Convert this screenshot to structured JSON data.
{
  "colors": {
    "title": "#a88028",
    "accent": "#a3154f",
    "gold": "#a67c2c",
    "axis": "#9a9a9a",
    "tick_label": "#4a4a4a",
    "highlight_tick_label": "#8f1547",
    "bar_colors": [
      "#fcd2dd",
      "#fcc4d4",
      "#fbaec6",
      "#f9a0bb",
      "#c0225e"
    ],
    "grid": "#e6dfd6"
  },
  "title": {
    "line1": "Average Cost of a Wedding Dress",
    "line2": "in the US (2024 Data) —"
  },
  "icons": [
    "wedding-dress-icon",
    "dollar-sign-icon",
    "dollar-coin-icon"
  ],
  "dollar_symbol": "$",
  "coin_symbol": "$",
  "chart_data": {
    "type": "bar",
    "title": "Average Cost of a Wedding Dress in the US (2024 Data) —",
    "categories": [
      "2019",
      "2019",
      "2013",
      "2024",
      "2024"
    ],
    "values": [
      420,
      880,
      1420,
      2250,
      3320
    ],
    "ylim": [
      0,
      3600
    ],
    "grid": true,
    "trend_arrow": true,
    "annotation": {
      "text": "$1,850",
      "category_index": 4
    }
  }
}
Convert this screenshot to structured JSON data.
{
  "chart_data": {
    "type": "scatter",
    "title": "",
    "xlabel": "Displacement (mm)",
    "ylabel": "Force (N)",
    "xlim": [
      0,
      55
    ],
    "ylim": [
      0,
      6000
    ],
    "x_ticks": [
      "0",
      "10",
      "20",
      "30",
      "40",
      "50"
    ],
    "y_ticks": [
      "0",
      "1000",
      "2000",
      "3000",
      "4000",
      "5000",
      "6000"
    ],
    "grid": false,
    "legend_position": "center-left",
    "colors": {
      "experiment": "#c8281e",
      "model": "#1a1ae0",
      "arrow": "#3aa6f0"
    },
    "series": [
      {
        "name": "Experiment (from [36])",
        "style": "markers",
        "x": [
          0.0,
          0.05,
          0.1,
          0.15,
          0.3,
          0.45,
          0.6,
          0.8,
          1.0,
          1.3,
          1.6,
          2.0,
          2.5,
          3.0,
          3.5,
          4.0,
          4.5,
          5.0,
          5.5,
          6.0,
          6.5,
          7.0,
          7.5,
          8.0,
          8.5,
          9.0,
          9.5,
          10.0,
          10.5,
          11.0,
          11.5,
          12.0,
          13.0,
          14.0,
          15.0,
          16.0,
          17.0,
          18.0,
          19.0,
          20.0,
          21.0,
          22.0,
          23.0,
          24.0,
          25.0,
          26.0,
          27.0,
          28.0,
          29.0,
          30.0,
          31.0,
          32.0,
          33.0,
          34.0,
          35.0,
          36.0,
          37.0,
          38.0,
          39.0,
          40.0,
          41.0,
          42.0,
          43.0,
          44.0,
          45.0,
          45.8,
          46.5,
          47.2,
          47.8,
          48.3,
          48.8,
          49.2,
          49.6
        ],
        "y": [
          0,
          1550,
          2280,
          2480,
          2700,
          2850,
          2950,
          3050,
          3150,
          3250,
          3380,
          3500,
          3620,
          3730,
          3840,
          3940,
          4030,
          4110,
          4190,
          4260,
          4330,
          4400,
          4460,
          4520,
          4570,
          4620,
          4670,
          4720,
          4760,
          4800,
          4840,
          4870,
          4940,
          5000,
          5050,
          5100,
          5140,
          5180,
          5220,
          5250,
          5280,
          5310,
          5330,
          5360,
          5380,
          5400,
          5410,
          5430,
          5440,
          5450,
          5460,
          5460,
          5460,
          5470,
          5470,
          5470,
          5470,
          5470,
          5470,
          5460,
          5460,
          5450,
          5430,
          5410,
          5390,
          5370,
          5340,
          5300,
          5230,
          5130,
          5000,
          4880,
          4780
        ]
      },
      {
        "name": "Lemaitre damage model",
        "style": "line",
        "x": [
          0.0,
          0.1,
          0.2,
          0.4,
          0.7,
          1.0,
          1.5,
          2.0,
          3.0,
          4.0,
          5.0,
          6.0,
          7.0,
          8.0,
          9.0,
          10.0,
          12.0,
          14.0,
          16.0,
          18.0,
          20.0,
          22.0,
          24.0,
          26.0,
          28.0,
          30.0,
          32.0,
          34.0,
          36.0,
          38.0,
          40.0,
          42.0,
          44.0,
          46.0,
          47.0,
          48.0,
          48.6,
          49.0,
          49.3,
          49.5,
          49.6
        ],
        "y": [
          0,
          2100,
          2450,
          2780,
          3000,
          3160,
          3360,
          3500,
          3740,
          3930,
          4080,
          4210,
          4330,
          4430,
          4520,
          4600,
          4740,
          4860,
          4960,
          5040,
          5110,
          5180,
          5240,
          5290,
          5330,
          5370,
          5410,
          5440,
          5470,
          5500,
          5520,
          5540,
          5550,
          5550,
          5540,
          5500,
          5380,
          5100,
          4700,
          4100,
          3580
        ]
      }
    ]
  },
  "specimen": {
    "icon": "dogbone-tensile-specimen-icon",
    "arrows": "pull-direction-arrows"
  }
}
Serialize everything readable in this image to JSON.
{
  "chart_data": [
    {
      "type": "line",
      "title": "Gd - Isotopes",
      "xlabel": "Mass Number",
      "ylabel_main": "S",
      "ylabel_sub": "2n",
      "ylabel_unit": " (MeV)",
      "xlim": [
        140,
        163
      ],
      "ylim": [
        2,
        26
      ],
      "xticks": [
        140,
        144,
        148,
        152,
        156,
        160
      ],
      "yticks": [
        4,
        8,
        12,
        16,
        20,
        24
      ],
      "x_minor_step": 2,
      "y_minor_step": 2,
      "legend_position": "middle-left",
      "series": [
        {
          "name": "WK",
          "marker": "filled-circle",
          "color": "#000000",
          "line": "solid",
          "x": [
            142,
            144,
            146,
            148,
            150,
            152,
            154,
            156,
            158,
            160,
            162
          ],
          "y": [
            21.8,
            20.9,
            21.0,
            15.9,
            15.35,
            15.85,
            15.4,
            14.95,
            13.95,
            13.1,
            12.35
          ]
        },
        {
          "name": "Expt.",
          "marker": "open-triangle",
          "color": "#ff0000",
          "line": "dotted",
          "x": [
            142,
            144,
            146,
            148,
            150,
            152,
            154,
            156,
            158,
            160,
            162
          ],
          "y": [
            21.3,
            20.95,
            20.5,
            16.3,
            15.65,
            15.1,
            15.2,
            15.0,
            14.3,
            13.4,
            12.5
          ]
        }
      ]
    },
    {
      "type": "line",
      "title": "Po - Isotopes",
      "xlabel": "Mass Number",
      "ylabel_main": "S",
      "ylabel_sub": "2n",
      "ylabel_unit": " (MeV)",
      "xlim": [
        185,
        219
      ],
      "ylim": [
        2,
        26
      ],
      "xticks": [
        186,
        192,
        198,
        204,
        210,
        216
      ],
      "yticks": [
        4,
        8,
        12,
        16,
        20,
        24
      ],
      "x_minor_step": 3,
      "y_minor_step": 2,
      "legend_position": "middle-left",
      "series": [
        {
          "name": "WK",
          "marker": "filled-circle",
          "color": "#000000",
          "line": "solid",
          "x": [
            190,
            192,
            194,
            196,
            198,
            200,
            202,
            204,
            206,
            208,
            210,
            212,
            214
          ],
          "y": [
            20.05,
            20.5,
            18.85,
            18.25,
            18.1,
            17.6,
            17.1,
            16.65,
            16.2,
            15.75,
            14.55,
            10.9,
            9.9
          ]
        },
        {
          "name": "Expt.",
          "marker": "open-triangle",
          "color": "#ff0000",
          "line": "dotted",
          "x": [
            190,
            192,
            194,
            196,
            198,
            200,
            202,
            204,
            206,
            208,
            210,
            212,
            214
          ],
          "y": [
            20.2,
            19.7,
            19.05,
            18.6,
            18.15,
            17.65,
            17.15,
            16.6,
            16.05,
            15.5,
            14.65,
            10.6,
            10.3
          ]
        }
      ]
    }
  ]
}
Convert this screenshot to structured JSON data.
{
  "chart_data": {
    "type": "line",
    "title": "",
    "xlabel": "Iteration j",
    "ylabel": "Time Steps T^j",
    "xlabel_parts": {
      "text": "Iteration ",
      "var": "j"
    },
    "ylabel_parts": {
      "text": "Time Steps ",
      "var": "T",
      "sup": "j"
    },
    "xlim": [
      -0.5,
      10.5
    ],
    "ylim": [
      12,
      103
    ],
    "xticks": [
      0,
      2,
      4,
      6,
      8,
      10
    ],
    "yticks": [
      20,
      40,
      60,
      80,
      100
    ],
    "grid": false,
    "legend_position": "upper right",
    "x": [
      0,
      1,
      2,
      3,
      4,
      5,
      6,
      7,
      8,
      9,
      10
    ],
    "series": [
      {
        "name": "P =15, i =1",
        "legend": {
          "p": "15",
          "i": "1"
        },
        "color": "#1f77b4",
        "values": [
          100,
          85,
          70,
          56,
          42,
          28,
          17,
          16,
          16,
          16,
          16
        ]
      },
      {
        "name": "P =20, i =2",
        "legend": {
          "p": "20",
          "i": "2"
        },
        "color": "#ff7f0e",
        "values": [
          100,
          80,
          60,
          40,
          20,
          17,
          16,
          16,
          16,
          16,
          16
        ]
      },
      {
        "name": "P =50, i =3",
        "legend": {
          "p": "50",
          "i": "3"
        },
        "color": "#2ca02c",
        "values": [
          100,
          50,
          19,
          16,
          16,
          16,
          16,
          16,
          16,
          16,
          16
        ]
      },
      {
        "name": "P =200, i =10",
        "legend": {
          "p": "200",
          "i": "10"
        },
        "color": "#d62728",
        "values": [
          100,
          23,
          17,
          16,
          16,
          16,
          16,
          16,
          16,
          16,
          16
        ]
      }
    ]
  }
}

——

**Goal of the exercise:**
State the number of lines in the records that contain the string "model", and nothing more.

**Complete output:**
2